In the entries that follow, find the word "Indian" and report each line it is on.

— START —

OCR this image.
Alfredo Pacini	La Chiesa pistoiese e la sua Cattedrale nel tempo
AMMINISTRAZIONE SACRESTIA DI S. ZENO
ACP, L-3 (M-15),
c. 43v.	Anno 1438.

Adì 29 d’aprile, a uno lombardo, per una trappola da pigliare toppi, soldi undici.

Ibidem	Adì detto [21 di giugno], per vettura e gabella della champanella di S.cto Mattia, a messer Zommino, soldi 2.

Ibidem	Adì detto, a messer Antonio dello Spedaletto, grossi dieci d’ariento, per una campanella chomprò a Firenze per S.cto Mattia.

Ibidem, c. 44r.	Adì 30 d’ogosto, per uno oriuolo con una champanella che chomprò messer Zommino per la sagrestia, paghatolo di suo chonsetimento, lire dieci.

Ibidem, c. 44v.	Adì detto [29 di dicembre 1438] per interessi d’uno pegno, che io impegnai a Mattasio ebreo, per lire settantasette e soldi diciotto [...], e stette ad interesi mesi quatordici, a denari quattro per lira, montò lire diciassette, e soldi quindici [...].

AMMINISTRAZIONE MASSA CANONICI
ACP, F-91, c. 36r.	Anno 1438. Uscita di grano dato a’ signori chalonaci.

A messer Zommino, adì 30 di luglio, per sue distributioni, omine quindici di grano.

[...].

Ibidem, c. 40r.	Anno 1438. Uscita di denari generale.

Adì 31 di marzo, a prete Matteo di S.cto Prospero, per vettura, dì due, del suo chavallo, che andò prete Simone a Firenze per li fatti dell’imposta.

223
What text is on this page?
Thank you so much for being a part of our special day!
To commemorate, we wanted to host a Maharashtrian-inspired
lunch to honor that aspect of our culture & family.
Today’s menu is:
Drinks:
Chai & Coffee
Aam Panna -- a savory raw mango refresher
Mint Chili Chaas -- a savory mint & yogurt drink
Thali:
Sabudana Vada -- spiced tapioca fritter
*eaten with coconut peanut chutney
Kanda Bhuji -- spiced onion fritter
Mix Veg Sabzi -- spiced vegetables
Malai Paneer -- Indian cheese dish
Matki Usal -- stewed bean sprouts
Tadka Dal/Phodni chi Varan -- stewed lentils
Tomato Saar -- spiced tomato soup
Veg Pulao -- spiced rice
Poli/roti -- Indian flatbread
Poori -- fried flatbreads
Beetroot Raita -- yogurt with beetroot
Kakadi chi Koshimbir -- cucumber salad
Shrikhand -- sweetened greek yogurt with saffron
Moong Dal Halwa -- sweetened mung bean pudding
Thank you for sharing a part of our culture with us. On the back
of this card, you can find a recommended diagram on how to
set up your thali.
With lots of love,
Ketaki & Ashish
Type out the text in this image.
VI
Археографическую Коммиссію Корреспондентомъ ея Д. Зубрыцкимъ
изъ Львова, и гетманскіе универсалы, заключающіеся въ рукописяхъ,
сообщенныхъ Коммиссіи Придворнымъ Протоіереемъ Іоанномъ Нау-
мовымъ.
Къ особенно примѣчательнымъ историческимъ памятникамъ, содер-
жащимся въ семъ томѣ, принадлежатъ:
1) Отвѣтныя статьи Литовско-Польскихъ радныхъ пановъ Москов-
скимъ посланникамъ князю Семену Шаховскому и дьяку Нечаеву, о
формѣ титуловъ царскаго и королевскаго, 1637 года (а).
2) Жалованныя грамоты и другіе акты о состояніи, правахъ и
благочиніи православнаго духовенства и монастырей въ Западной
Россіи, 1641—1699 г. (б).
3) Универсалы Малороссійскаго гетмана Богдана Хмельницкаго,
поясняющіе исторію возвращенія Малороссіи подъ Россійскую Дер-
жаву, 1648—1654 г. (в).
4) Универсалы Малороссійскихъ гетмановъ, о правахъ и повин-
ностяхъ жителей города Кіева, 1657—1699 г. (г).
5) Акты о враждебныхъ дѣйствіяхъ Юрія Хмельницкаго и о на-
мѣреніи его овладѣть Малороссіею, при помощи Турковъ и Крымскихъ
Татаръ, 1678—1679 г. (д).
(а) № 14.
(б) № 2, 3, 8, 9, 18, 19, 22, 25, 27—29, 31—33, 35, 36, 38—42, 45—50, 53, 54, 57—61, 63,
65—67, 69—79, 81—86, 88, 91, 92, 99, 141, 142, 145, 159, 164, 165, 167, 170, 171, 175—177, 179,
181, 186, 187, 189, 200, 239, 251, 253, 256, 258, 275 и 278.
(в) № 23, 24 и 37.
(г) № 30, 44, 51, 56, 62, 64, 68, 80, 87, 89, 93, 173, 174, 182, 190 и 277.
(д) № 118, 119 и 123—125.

— END —

> _SOLUTION TO THE PROBLEM_
Malai Paneer -- Indian cheese dish
Poli/roti -- Indian flatbread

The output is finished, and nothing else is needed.